Aim of the task: From the entries below, say how many lines carry the word "насън", and give nothing but the number.

Dataset:

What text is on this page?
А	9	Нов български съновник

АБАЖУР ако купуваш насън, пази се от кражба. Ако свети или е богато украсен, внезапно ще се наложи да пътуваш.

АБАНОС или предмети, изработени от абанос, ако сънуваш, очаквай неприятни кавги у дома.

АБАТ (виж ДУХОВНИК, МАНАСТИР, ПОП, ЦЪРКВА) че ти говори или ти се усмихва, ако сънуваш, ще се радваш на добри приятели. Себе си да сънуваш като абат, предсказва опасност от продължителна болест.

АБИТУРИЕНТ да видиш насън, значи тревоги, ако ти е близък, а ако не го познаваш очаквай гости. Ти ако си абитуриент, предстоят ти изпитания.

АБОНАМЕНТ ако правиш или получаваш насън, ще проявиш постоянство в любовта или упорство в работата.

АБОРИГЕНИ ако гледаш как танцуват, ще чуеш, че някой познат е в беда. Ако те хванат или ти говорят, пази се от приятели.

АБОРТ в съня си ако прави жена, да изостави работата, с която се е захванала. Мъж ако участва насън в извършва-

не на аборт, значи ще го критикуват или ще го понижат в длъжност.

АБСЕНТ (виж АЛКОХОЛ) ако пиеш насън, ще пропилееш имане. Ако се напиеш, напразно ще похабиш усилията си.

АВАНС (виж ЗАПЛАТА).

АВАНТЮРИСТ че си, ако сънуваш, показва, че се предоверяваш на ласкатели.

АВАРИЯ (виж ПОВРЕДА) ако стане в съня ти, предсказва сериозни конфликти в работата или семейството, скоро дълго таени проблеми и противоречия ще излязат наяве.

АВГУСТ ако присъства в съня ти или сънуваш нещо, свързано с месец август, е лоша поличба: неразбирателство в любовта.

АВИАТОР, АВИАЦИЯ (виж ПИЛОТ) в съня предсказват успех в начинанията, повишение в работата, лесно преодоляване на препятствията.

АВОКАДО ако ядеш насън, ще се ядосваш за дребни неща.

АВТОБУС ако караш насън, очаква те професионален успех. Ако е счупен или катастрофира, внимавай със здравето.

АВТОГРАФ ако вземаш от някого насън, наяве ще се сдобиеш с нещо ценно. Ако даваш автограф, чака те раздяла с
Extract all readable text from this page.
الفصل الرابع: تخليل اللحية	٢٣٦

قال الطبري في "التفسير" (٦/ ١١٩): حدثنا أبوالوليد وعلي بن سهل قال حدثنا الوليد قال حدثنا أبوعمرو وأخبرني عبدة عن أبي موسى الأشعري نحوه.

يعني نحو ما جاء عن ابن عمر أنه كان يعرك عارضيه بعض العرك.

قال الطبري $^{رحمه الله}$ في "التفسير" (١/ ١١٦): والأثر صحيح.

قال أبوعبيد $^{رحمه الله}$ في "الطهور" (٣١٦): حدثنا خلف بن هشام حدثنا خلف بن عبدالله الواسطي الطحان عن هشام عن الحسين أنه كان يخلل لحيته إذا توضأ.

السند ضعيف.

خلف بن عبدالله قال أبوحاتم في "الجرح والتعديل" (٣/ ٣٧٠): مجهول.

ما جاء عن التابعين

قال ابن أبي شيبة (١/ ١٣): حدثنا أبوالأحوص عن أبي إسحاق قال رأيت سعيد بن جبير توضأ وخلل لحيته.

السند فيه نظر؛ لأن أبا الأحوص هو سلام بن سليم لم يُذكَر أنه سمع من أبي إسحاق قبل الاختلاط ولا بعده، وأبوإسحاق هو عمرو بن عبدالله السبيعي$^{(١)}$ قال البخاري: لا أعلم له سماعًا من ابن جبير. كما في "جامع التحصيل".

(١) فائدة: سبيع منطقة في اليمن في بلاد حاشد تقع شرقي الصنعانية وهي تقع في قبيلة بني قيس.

Solution to this exercise: 8